- [What this task involves] Select all lines with the string "поиска" in them, and copy those lines.

- [Task material]
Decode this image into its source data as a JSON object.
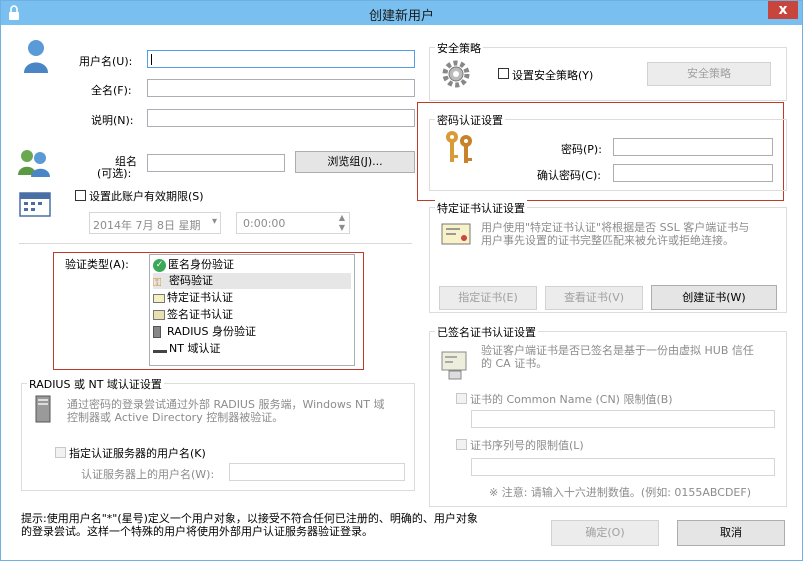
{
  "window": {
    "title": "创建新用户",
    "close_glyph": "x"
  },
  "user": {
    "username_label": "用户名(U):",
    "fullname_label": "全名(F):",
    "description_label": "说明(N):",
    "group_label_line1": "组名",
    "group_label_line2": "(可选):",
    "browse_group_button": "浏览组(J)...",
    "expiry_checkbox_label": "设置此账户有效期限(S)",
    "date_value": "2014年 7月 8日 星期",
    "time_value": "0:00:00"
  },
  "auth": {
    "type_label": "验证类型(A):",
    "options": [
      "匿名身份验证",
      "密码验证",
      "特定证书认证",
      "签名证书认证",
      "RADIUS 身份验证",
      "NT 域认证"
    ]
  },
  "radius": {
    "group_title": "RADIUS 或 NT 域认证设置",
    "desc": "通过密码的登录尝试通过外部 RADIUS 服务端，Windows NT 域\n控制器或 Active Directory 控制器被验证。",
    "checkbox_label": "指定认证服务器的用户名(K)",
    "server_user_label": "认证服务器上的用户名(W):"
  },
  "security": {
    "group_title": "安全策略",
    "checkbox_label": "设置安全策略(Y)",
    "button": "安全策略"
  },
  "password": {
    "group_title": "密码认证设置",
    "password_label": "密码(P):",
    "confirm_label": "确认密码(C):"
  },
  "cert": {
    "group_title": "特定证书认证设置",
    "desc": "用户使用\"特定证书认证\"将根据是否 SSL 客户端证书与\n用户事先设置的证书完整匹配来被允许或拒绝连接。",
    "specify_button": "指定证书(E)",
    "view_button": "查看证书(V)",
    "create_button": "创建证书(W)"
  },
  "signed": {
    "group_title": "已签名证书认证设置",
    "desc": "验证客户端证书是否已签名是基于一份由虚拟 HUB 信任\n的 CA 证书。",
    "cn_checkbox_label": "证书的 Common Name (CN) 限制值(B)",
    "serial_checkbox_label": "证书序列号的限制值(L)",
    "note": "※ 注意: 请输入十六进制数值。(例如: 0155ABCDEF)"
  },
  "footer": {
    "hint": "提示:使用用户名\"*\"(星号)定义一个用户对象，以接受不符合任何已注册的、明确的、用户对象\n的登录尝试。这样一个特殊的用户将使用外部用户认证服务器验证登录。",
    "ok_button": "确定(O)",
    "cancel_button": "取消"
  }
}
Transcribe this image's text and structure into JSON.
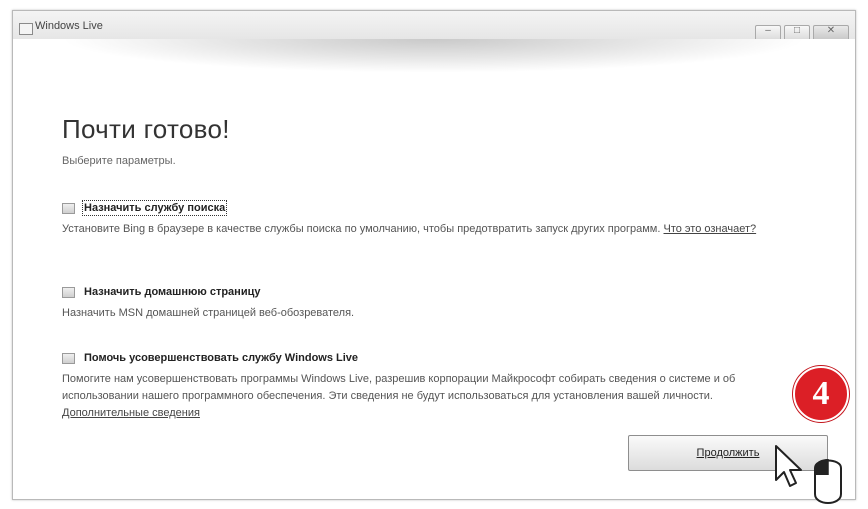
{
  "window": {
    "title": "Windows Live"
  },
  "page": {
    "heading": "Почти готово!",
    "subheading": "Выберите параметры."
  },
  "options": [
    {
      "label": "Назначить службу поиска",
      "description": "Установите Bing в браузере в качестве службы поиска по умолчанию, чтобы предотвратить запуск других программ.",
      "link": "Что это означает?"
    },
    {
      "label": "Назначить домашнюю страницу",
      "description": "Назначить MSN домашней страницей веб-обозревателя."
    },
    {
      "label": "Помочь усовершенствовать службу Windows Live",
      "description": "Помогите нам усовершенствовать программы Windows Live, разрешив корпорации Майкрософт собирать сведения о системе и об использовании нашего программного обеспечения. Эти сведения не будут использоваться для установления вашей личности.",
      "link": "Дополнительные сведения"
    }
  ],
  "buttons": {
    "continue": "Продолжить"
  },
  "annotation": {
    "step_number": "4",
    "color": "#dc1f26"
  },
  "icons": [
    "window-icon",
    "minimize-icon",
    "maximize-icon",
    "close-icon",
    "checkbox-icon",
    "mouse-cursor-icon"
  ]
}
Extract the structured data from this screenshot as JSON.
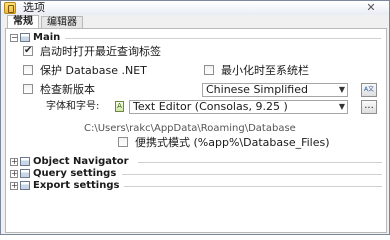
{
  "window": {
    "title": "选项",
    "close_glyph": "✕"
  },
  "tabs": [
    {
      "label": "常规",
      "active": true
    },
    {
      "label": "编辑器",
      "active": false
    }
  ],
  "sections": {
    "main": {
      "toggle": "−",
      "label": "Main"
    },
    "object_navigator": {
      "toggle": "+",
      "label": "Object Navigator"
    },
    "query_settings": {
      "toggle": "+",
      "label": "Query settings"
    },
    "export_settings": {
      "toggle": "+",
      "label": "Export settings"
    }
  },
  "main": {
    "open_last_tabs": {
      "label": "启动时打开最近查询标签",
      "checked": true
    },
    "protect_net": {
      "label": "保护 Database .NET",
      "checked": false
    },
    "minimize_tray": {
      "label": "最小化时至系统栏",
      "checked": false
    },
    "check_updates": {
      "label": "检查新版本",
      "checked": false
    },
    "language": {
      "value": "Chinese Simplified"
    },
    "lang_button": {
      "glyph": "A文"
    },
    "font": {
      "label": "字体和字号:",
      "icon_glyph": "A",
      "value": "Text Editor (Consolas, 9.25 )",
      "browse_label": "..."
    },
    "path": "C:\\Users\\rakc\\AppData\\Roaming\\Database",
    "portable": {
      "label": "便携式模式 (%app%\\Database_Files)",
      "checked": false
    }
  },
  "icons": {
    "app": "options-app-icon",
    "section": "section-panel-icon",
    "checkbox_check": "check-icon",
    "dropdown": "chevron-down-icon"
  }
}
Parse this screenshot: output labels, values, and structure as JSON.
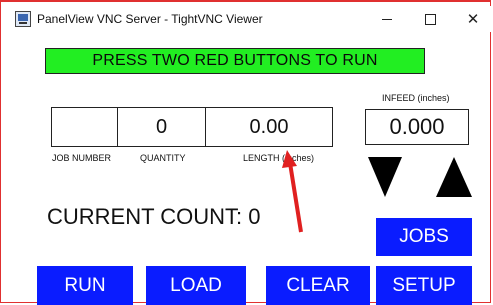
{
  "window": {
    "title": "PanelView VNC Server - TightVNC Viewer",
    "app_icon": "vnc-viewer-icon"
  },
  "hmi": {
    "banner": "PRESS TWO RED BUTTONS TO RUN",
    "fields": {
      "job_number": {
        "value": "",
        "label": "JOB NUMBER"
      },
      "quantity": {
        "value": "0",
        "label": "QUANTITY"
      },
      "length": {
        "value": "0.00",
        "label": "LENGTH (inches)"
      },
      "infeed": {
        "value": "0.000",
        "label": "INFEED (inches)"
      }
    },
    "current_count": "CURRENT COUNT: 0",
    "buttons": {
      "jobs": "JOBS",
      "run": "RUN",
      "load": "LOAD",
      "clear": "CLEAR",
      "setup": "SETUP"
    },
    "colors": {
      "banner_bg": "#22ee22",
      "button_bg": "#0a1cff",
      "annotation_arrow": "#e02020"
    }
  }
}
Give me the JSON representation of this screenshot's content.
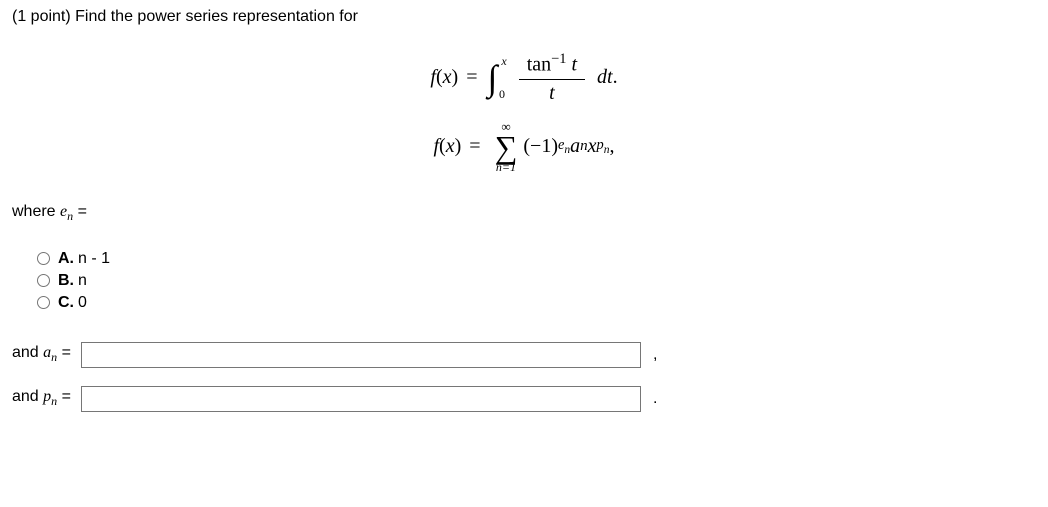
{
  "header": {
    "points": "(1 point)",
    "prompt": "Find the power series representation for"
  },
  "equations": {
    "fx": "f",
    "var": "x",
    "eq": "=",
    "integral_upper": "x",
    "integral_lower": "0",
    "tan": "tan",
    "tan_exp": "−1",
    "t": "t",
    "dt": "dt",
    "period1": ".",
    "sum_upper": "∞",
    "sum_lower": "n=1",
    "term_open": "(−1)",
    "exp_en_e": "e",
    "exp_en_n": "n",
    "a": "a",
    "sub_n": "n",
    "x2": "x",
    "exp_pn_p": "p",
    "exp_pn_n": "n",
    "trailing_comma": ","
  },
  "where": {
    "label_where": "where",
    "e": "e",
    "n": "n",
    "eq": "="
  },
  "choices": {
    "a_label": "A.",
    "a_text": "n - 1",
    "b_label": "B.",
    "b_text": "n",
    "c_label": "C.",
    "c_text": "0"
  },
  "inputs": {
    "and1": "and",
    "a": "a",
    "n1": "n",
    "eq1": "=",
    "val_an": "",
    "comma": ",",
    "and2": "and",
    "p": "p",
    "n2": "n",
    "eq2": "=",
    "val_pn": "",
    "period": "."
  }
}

- [Answer]
      "label": "Назначить службу поиска",
      "description": "Установите Bing в браузере в качестве службы поиска по умолчанию, чтобы предотвратить запуск других программ.",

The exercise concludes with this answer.